## WHAT YOU SHOULD DO
Wherever the word "собака" appears in a line, copy that line.

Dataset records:
—————
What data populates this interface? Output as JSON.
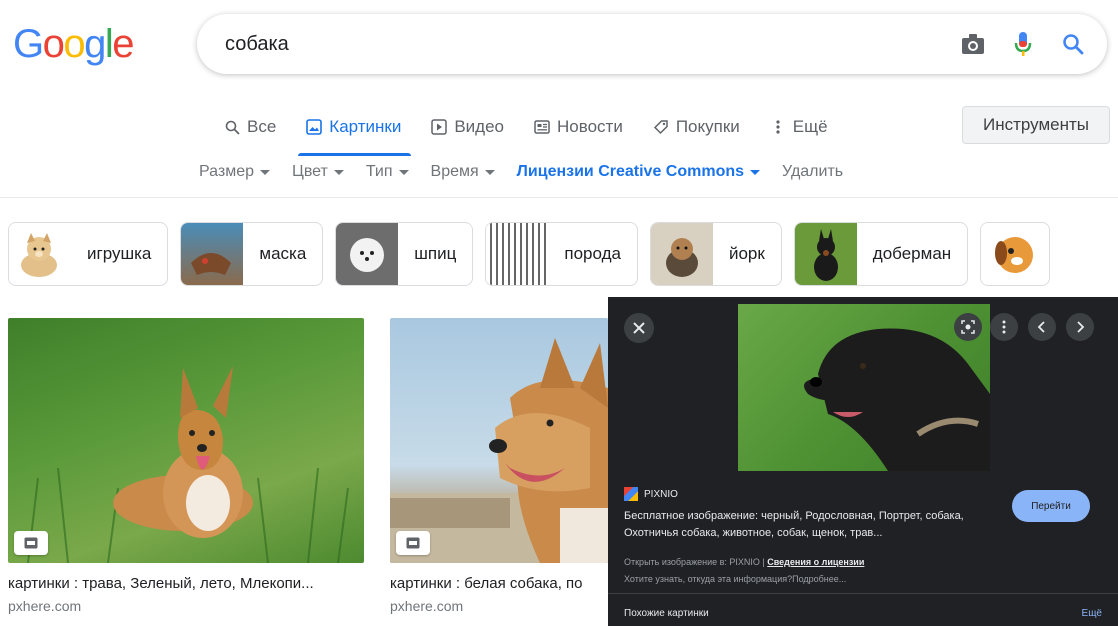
{
  "logo": {
    "letters": [
      "G",
      "o",
      "o",
      "g",
      "l",
      "e"
    ],
    "colors": [
      "#4285f4",
      "#ea4335",
      "#fbbc05",
      "#4285f4",
      "#34a853",
      "#ea4335"
    ]
  },
  "search": {
    "query": "собака",
    "icons": [
      "camera-icon",
      "microphone-icon",
      "search-icon"
    ]
  },
  "tabs": [
    {
      "label": "Все",
      "icon": "search-icon",
      "active": false
    },
    {
      "label": "Картинки",
      "icon": "image-icon",
      "active": true
    },
    {
      "label": "Видео",
      "icon": "play-icon",
      "active": false
    },
    {
      "label": "Новости",
      "icon": "news-icon",
      "active": false
    },
    {
      "label": "Покупки",
      "icon": "tag-icon",
      "active": false
    },
    {
      "label": "Ещё",
      "icon": "more-vert-icon",
      "active": false
    }
  ],
  "tools_label": "Инструменты",
  "filters": [
    {
      "label": "Размер"
    },
    {
      "label": "Цвет"
    },
    {
      "label": "Тип"
    },
    {
      "label": "Время"
    },
    {
      "label": "Лицензии Creative Commons"
    },
    {
      "label": "Удалить"
    }
  ],
  "chips": [
    {
      "label": "игрушка"
    },
    {
      "label": "маска"
    },
    {
      "label": "шпиц"
    },
    {
      "label": "порода"
    },
    {
      "label": "йорк"
    },
    {
      "label": "доберман"
    }
  ],
  "results": [
    {
      "title": "картинки : трава, Зеленый, лето, Млекопи...",
      "source": "pxhere.com"
    },
    {
      "title": "картинки : белая собака, по",
      "source": "pxhere.com"
    }
  ],
  "panel": {
    "source": "PIXNIO",
    "visit_label": "Перейти",
    "description": "Бесплатное изображение: черный, Родословная, Портрет, собака, Охотничья собака, животное, собак, щенок, трав...",
    "open_text": "Открыть изображение в: PIXNIO |",
    "license_link": "Сведения о лицензии",
    "info_text": "Хотите узнать, откуда эта информация?Подробнее...",
    "similar_label": "Похожие картинки",
    "more_label": "Ещё"
  },
  "colors": {
    "accent": "#1a73e8",
    "panel_bg": "#202124",
    "button": "#8ab4f8"
  }
}
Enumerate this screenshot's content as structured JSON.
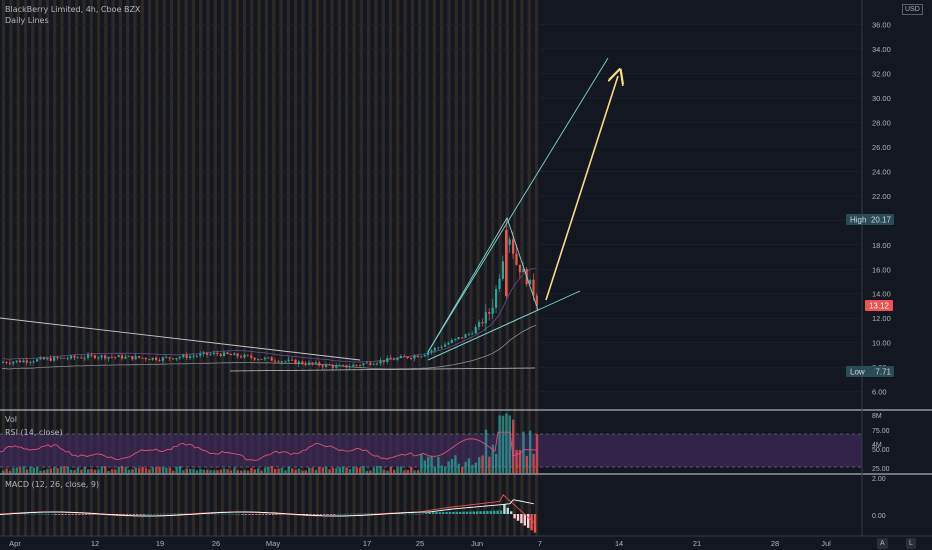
{
  "header": {
    "title": "BlackBerry Limited, 4h, Cboe BZX",
    "subtitle": "Daily Lines",
    "currency": "USD"
  },
  "chart_data": {
    "type": "candlestick",
    "price_axis": {
      "ticks": [
        "6.00",
        "8.00",
        "10.00",
        "12.00",
        "14.00",
        "16.00",
        "18.00",
        "20.00",
        "22.00",
        "24.00",
        "26.00",
        "28.00",
        "30.00",
        "32.00",
        "34.00",
        "36.00"
      ],
      "ylim": [
        4.5,
        38
      ],
      "last_price": "13.12",
      "high_label": "High",
      "high_value": "20.17",
      "low_label": "Low",
      "low_value": "7.71"
    },
    "time_axis": {
      "labels": [
        "Apr",
        "12",
        "19",
        "26",
        "May",
        "17",
        "25",
        "Jun",
        "7",
        "14",
        "21",
        "28",
        "Jul"
      ],
      "scale_button": "A",
      "log_button": "L"
    },
    "candles_approx": [
      {
        "t": "Apr",
        "close": 8.4
      },
      {
        "t": "12",
        "close": 8.9
      },
      {
        "t": "19",
        "close": 8.7
      },
      {
        "t": "26",
        "close": 9.1
      },
      {
        "t": "May",
        "close": 8.6
      },
      {
        "t": "17",
        "close": 8.0
      },
      {
        "t": "25",
        "close": 9.0
      },
      {
        "t": "Jun",
        "close": 12.6
      },
      {
        "t": "peak",
        "close": 20.17
      },
      {
        "t": "7",
        "close": 13.12
      }
    ],
    "volume_pane": {
      "label": "Vol",
      "axis_ticks": [
        "8M",
        "4M"
      ]
    },
    "rsi_pane": {
      "label": "RSI (14, close)",
      "levels": [
        "75.00",
        "50.00",
        "25.00"
      ]
    },
    "macd_pane": {
      "label": "MACD (12, 26, close, 9)",
      "axis_ticks": [
        "2.00",
        "0.00"
      ]
    },
    "colors": {
      "background": "#131722",
      "up": "#26a69a",
      "down": "#ef5350",
      "trendline": "#7fd6cf",
      "arrow": "#f7dc82",
      "pane_divider": "#d1d4dc",
      "rsi_band": "#3d2a57",
      "macd_line": "#ef5350",
      "signal_line": "#ffffff",
      "vertical_stripe": "#7a5a2a"
    }
  }
}
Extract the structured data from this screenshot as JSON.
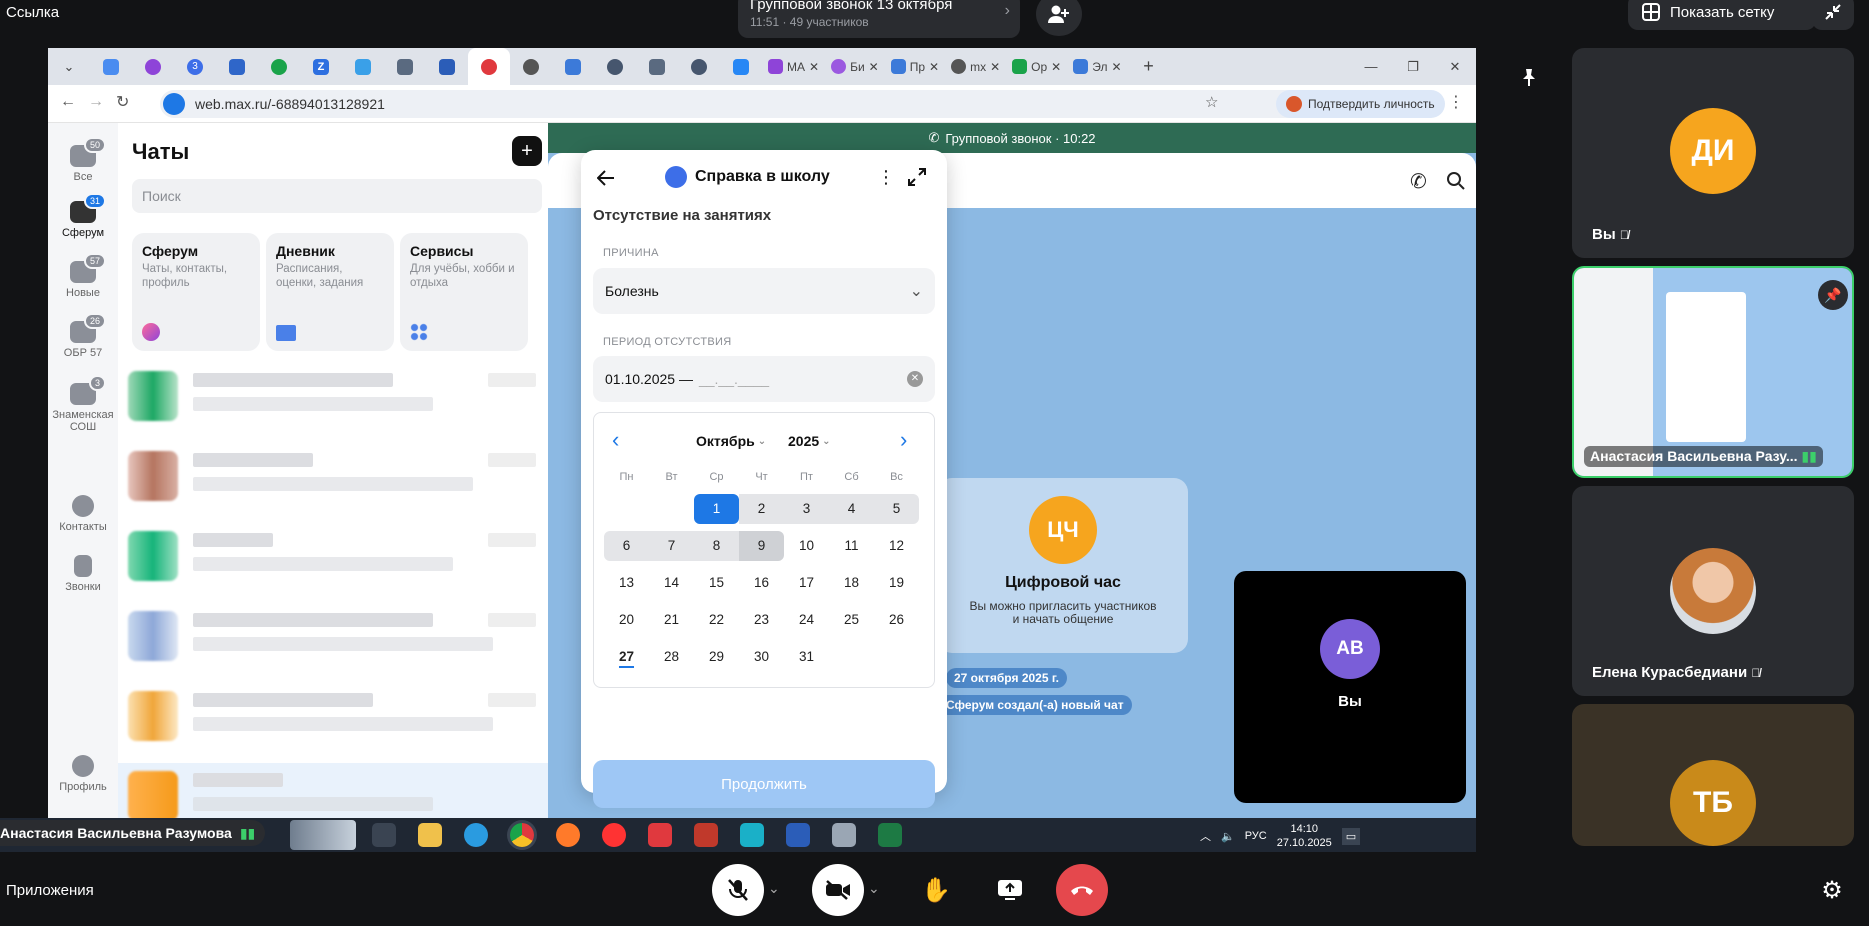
—————
## TASK RESPONSE
    "query": "собака",
      "title": "картинки : белая собака, по",
    "description": "Бесплатное изображение: черный, Родословная, Портрет, собака, Охотничья собака, животное, собак, щенок, трав...",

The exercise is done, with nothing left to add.